[EXERCISE AIM]: Write the material out again in full, exactly.

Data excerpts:
····················

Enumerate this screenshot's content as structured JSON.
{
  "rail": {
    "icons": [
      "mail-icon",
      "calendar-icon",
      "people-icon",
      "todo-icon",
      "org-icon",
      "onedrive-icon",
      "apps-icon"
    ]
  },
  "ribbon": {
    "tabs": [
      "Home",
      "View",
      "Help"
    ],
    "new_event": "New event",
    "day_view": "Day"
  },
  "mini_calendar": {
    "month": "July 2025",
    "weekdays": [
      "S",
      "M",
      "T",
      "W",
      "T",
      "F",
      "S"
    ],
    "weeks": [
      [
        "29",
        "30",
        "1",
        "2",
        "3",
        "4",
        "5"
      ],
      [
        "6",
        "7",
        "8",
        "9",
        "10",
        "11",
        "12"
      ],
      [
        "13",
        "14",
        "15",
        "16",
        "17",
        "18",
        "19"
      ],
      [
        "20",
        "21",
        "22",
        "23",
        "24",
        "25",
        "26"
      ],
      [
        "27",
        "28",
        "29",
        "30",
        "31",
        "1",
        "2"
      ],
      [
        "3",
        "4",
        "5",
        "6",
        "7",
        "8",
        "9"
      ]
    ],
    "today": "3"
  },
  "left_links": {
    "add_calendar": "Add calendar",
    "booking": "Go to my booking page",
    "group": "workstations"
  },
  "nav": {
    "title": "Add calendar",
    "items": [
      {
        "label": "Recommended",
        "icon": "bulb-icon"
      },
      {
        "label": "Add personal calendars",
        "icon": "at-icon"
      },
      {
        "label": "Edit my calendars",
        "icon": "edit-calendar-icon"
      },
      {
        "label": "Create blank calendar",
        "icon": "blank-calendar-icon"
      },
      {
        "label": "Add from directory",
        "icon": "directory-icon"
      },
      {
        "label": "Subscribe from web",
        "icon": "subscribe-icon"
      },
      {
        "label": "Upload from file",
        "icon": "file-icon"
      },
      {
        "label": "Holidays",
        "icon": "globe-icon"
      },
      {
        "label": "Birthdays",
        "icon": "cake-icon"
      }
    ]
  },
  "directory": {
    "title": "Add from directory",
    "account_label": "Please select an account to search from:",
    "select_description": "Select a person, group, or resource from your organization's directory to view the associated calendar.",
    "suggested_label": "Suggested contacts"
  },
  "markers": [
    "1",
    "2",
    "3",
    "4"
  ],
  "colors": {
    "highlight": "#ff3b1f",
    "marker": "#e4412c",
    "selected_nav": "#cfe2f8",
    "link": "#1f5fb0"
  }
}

····················

[OUTPUT OF THE EXERCISE]:
Enumerate this screenshot's content as structured JSON.
{
  "rail": {
    "icons": [
      "mail-icon",
      "calendar-icon",
      "people-icon",
      "todo-icon",
      "org-icon",
      "onedrive-icon",
      "apps-icon"
    ]
  },
  "ribbon": {
    "tabs": [
      "Home",
      "View",
      "Help"
    ],
    "new_event": "New event",
    "day_view": "Day"
  },
  "mini_calendar": {
    "month": "July 2025",
    "weekdays": [
      "S",
      "M",
      "T",
      "W",
      "T",
      "F",
      "S"
    ],
    "weeks": [
      [
        "29",
        "30",
        "1",
        "2",
        "3",
        "4",
        "5"
      ],
      [
        "6",
        "7",
        "8",
        "9",
        "10",
        "11",
        "12"
      ],
      [
        "13",
        "14",
        "15",
        "16",
        "17",
        "18",
        "19"
      ],
      [
        "20",
        "21",
        "22",
        "23",
        "24",
        "25",
        "26"
      ],
      [
        "27",
        "28",
        "29",
        "30",
        "31",
        "1",
        "2"
      ],
      [
        "3",
        "4",
        "5",
        "6",
        "7",
        "8",
        "9"
      ]
    ],
    "today": "3"
  },
  "left_links": {
    "add_calendar": "Add calendar",
    "booking": "Go to my booking page",
    "group": "workstations"
  },
  "nav": {
    "title": "Add calendar",
    "items": [
      {
        "label": "Recommended",
        "icon": "bulb-icon"
      },
      {
        "label": "Add personal calendars",
        "icon": "at-icon"
      },
      {
        "label": "Edit my calendars",
        "icon": "edit-calendar-icon"
      },
      {
        "label": "Create blank calendar",
        "icon": "blank-calendar-icon"
      },
      {
        "label": "Add from directory",
        "icon": "directory-icon"
      },
      {
        "label": "Subscribe from web",
        "icon": "subscribe-icon"
      },
      {
        "label": "Upload from file",
        "icon": "file-icon"
      },
      {
        "label": "Holidays",
        "icon": "globe-icon"
      },
      {
        "label": "Birthdays",
        "icon": "cake-icon"
      }
    ]
  },
  "directory": {
    "title": "Add from directory",
    "account_label": "Please select an account to search from:",
    "select_description": "Select a person, group, or resource from your organization's directory to view the associated calendar.",
    "suggested_label": "Suggested contacts"
  },
  "markers": [
    "1",
    "2",
    "3",
    "4"
  ],
  "colors": {
    "highlight": "#ff3b1f",
    "marker": "#e4412c",
    "selected_nav": "#cfe2f8",
    "link": "#1f5fb0"
  }
}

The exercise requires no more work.